- Dataset entries

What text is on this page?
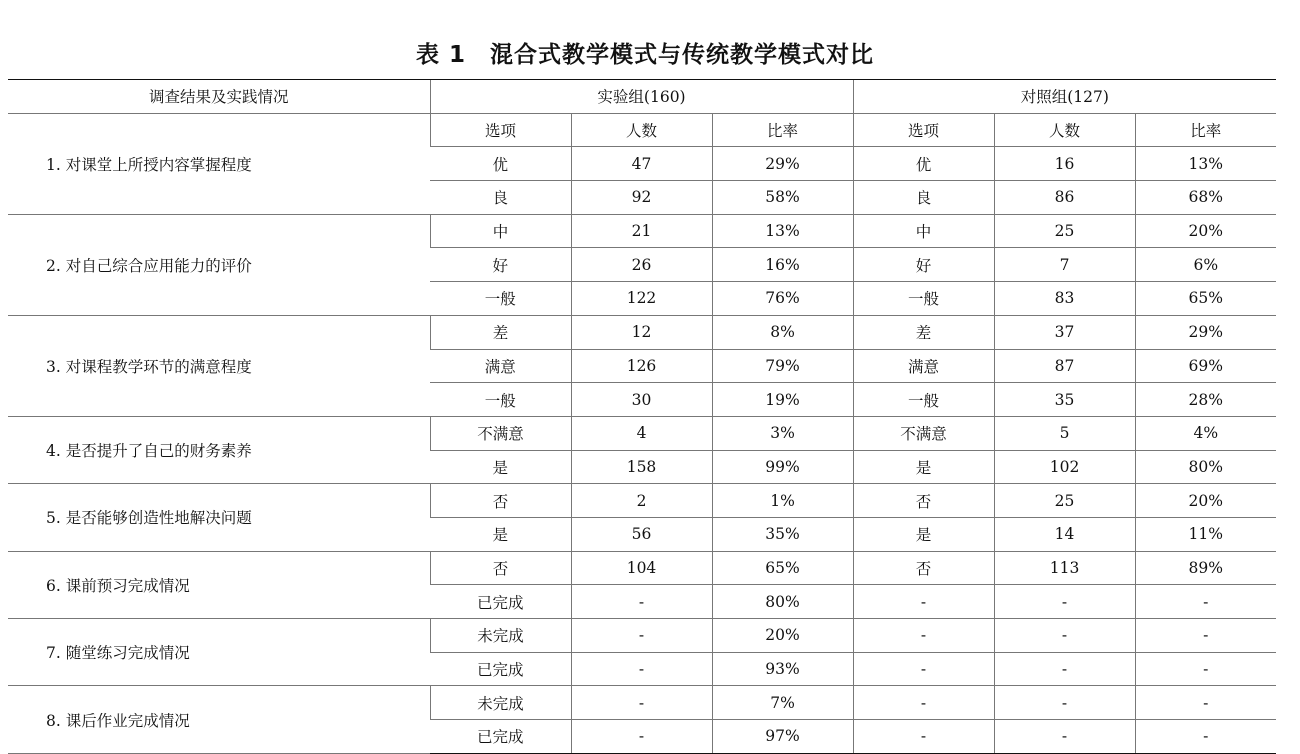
表 1　混合式教学模式与传统教学模式对比
调查结果及实践情况	实验组(160)			对照组(127)		
1. 对课堂上所授内容掌握程度	选项	人数	比率	选项	人数	比率
	优	47	29%	优	16	13%
	良	92	58%	良	86	68%
2. 对自己综合应用能力的评价	中	21	13%	中	25	20%
	好	26	16%	好	7	6%
	一般	122	76%	一般	83	65%
3. 对课程教学环节的满意程度	差	12	8%	差	37	29%
	满意	126	79%	满意	87	69%
	一般	30	19%	一般	35	28%
4. 是否提升了自己的财务素养	不满意	4	3%	不满意	5	4%
	是	158	99%	是	102	80%
5. 是否能够创造性地解决问题	否	2	1%	否	25	20%
	是	56	35%	是	14	11%
6. 课前预习完成情况	否	104	65%	否	113	89%
	已完成	-	80%	-	-	-
7. 随堂练习完成情况	未完成	-	20%	-	-	-
	已完成	-	93%	-	-	-
8. 课后作业完成情况	未完成	-	7%	-	-	-
	已完成	-	97%	-	-	-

- Goal
Leave out the pictures and print every line of the data exactly.

- Task answer
What text is on this page?
表 1　混合式教学模式与传统教学模式对比
调查结果及实践情况	实验组(160)			对照组(127)		
1. 对课堂上所授内容掌握程度	选项	人数	比率	选项	人数	比率
	优	47	29%	优	16	13%
	良	92	58%	良	86	68%
2. 对自己综合应用能力的评价	中	21	13%	中	25	20%
	好	26	16%	好	7	6%
	一般	122	76%	一般	83	65%
3. 对课程教学环节的满意程度	差	12	8%	差	37	29%
	满意	126	79%	满意	87	69%
	一般	30	19%	一般	35	28%
4. 是否提升了自己的财务素养	不满意	4	3%	不满意	5	4%
	是	158	99%	是	102	80%
5. 是否能够创造性地解决问题	否	2	1%	否	25	20%
	是	56	35%	是	14	11%
6. 课前预习完成情况	否	104	65%	否	113	89%
	已完成	-	80%	-	-	-
7. 随堂练习完成情况	未完成	-	20%	-	-	-
	已完成	-	93%	-	-	-
8. 课后作业完成情况	未完成	-	7%	-	-	-
	已完成	-	97%	-	-	-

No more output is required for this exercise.